* **RECORD EXTRACTS**
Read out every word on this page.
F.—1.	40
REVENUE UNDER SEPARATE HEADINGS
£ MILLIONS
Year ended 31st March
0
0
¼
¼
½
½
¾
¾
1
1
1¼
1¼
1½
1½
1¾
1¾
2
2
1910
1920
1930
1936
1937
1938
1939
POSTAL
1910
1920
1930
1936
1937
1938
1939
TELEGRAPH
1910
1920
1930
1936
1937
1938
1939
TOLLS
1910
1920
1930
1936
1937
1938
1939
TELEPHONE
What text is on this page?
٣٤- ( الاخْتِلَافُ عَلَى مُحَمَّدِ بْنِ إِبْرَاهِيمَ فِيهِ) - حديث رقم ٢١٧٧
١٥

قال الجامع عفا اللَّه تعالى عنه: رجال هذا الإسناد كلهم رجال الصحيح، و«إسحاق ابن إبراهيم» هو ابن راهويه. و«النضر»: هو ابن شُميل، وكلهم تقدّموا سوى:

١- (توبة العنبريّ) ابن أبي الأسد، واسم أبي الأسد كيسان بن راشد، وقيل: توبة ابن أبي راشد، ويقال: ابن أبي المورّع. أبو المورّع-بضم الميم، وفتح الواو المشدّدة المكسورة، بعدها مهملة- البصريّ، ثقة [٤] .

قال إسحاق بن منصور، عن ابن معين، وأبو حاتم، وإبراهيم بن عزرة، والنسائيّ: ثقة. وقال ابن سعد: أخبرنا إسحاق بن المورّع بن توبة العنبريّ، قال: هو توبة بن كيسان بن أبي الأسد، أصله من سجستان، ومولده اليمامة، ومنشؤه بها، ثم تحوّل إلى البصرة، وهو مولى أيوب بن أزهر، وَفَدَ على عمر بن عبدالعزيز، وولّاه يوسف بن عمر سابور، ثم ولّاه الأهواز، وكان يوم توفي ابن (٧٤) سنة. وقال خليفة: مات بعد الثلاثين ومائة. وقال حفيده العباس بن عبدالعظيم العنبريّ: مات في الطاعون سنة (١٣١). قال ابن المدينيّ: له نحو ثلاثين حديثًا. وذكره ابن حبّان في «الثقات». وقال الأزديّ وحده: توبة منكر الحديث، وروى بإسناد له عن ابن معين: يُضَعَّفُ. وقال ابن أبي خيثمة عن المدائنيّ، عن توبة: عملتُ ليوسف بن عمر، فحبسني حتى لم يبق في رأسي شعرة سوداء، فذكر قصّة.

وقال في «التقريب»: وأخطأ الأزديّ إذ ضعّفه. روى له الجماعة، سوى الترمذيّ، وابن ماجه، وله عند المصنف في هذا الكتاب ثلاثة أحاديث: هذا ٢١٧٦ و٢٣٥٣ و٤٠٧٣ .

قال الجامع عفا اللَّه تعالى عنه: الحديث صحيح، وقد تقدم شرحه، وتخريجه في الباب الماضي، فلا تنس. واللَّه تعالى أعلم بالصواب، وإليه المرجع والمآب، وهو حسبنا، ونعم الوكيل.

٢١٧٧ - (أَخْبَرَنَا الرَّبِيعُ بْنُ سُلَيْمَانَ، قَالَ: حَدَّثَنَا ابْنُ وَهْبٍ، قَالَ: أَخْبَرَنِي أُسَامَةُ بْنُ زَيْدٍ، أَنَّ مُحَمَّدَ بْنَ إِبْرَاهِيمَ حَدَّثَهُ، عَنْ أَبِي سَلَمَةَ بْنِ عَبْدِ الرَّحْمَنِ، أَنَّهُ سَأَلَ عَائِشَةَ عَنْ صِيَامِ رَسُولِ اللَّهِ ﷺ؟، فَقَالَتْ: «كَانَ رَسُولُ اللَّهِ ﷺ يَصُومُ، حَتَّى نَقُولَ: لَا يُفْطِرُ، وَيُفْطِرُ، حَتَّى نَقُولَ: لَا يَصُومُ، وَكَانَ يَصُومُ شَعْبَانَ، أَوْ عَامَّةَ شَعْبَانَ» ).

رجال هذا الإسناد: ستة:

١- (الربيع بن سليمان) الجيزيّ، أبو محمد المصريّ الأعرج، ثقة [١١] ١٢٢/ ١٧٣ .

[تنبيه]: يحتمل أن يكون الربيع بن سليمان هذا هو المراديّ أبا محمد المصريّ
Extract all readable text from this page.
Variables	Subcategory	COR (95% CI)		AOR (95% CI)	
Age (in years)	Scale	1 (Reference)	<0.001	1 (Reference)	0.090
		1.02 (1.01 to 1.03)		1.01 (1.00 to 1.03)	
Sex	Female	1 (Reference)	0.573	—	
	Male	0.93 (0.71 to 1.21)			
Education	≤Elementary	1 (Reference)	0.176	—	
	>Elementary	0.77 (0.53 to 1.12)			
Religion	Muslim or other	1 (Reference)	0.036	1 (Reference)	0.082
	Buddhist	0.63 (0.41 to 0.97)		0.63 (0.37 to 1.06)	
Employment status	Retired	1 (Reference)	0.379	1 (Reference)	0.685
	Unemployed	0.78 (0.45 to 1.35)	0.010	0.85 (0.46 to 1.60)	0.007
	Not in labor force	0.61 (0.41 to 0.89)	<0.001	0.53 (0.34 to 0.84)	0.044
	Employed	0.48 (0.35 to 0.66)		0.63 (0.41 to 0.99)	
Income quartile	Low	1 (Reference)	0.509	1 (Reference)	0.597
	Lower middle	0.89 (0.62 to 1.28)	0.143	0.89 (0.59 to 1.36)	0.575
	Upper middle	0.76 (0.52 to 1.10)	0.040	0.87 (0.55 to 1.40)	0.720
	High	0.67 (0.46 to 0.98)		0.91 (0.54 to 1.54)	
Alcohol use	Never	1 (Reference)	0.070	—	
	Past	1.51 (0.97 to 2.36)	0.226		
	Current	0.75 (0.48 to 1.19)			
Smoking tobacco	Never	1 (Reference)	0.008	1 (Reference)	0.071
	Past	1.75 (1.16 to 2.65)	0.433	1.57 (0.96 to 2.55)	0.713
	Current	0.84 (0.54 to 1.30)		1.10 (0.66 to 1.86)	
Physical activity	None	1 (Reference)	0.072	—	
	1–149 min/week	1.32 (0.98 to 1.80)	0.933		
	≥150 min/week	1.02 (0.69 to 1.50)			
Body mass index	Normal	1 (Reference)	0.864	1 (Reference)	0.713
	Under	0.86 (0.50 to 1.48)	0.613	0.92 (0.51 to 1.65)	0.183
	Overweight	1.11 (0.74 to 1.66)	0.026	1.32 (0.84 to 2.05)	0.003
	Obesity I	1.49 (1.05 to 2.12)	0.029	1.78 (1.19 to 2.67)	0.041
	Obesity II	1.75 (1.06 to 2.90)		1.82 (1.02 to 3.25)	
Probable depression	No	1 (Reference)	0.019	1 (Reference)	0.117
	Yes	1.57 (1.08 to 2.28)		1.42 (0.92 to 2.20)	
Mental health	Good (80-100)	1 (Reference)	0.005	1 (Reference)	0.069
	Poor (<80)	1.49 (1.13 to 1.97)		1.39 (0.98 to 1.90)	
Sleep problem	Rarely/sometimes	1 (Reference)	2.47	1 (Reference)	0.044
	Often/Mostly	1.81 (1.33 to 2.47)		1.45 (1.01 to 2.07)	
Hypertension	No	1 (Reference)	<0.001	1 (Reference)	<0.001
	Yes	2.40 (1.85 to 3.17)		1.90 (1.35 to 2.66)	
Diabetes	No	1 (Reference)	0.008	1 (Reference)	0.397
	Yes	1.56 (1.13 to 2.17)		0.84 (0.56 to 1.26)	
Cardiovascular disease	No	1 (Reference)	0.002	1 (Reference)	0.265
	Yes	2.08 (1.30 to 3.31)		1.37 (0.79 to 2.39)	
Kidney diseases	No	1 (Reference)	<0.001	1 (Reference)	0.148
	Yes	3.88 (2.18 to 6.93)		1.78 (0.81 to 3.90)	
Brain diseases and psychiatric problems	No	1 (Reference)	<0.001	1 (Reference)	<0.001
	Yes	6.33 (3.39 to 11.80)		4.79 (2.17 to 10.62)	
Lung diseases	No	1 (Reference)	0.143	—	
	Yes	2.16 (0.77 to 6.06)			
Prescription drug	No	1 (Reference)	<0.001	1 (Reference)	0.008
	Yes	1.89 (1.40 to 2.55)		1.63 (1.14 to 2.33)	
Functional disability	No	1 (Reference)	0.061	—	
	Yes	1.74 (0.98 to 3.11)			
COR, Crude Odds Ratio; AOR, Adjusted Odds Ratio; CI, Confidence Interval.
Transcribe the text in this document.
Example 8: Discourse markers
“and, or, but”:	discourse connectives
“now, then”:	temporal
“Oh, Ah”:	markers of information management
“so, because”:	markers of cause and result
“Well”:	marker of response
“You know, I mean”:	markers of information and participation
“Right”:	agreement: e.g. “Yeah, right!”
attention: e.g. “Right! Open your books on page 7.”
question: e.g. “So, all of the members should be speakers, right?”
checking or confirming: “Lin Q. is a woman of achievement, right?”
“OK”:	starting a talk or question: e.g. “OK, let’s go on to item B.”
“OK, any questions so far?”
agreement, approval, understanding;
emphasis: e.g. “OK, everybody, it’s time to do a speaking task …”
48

* **PROBLEM TO WORK ON**
Go through the entries and return each line where the word "الجامع" appears.

* **RESPONSE TO THE EXERCISE**
قال الجامع عفا اللَّه تعالى عنه: رجال هذا الإسناد كلهم رجال الصحيح، و«إسحاق ابن إبراهيم» هو ابن راهويه. و«النضر»: هو ابن شُميل، وكلهم تقدّموا سوى:
قال الجامع عفا اللَّه تعالى عنه: الحديث صحيح، وقد تقدم شرحه، وتخريجه في الباب الماضي، فلا تنس. واللَّه تعالى أعلم بالصواب، وإليه المرجع والمآب، وهو حسبنا، ونعم الوكيل.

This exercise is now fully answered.